### Task brief
Show each line that has the string "ветер" in it.

### Record list
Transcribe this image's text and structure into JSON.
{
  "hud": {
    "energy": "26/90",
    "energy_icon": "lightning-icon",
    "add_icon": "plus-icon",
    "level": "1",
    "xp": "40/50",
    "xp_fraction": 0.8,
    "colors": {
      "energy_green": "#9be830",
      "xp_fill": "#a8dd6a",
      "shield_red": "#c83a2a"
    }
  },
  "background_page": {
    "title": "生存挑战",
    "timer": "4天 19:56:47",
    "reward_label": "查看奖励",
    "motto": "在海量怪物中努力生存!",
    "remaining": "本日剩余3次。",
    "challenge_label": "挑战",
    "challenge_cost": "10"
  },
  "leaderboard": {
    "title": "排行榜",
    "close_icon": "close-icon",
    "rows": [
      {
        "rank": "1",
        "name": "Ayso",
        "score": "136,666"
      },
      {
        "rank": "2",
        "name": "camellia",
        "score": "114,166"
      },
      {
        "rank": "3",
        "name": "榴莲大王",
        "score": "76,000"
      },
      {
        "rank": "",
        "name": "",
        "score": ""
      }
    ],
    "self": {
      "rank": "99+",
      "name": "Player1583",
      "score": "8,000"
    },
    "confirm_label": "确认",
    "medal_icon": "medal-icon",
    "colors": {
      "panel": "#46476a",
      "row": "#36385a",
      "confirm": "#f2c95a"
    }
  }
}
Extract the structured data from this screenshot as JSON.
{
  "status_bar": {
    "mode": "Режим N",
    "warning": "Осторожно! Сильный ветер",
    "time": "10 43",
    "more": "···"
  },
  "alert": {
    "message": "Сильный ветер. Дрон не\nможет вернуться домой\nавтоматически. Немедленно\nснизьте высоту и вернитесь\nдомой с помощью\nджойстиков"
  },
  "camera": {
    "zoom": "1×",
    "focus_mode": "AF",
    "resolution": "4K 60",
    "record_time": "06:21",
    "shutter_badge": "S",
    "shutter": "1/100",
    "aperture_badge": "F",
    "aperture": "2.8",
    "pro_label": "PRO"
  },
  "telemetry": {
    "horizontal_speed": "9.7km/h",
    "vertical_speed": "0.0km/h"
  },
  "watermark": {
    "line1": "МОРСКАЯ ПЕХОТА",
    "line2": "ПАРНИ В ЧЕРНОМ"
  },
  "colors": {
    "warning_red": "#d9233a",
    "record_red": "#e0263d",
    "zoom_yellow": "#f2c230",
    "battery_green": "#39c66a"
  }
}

### Exercise response
    "warning": "Осторожно! Сильный ветер",
    "message": "Сильный ветер. Дрон не\nможет вернуться домой\nавтоматически. Немедленно\nснизьте высоту и вернитесь\nдомой с помощью\nджойстиков"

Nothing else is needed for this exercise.